### WHAT YOU SHOULD DO
Each line of the listing that contains the word "表示的数是" is to be copied.

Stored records
>>
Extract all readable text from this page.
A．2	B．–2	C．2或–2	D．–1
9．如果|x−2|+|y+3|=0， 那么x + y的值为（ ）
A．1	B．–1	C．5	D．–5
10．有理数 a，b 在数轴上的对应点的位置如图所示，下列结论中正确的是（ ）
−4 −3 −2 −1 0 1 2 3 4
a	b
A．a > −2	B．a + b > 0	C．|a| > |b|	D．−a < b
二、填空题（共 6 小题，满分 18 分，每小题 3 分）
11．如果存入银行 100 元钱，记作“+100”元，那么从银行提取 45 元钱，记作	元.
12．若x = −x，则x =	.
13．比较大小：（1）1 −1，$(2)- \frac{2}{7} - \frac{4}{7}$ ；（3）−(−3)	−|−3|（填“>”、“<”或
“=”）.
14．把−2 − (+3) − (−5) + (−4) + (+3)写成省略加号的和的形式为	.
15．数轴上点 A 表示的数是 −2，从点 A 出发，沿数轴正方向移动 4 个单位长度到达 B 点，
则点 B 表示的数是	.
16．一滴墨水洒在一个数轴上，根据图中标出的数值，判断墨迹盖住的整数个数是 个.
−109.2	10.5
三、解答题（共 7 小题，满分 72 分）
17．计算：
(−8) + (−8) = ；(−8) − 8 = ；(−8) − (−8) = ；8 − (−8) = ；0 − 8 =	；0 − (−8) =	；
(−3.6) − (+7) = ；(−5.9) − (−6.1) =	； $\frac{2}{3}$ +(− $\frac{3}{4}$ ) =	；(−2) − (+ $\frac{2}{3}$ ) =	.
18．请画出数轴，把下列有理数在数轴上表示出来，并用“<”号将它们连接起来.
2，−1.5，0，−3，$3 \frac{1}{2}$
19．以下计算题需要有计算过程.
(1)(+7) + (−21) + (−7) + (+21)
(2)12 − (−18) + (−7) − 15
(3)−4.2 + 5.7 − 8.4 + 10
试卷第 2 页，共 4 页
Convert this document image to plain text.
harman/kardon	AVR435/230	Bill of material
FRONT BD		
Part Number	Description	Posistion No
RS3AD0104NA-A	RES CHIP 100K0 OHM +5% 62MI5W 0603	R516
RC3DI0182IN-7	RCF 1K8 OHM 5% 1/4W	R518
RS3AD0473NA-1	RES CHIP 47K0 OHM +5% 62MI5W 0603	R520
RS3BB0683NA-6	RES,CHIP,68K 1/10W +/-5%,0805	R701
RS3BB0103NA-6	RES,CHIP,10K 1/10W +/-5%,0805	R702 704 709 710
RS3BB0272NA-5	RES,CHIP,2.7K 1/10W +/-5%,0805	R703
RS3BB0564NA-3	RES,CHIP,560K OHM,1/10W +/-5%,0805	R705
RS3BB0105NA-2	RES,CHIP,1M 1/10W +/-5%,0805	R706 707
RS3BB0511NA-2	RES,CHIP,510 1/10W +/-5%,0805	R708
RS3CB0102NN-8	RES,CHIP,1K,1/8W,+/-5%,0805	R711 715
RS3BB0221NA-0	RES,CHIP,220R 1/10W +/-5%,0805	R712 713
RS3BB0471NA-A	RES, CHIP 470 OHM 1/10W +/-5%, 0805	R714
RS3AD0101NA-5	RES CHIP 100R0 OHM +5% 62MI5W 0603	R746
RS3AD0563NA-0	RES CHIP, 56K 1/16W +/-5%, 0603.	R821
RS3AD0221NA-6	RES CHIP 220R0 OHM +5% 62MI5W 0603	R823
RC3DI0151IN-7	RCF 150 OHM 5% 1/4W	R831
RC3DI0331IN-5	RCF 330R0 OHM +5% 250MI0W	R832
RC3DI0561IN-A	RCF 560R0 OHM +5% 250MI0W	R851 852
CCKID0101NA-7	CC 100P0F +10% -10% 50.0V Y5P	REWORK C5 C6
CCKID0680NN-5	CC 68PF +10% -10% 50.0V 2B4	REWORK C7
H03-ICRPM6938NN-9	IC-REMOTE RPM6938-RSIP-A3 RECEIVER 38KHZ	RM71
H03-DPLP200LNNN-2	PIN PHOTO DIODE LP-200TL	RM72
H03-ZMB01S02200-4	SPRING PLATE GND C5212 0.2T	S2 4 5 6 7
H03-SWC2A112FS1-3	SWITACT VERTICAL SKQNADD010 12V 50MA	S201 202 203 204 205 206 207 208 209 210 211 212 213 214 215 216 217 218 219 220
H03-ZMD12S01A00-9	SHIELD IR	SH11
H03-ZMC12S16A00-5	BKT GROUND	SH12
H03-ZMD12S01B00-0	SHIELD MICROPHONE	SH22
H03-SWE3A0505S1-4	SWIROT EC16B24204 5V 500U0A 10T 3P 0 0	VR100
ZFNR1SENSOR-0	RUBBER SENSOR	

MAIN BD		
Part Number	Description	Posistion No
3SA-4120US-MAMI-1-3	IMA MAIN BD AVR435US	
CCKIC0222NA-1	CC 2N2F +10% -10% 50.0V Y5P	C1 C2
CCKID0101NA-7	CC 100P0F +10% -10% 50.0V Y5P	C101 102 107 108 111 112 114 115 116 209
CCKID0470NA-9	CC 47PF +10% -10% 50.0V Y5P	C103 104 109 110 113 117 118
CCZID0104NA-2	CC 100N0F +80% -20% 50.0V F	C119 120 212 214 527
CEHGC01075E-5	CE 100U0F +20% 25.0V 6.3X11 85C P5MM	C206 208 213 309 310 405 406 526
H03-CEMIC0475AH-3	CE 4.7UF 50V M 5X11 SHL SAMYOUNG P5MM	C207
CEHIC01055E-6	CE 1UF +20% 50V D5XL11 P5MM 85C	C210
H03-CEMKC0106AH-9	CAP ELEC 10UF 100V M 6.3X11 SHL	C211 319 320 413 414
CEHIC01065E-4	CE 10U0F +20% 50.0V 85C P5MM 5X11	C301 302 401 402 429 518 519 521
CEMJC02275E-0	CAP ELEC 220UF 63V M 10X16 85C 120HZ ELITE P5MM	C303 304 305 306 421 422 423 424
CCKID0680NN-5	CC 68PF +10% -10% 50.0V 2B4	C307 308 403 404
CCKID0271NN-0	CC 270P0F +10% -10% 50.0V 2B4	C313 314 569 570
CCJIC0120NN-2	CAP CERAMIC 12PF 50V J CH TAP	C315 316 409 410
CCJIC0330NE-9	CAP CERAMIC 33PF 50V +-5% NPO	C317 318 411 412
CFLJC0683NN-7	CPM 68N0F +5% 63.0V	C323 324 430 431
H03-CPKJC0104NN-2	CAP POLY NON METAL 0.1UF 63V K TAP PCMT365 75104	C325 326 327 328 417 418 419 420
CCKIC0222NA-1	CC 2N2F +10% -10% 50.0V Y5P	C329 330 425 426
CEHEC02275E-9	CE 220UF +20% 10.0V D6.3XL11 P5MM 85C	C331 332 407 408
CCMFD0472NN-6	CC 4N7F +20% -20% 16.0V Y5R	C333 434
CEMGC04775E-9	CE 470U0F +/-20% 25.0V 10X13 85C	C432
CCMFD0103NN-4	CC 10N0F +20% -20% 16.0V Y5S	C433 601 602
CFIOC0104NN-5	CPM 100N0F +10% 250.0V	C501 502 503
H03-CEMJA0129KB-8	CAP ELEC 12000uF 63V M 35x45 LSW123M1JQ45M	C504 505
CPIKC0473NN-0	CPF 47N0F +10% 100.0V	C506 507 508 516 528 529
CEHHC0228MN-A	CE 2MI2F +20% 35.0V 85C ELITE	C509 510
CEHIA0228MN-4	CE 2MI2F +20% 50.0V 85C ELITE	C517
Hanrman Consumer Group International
<<
### ANSWER TO THE EXERCISE
15．数轴上点 A 表示的数是 −2，从点 A 出发，沿数轴正方向移动 4 个单位长度到达 B 点，
则点 B 表示的数是	.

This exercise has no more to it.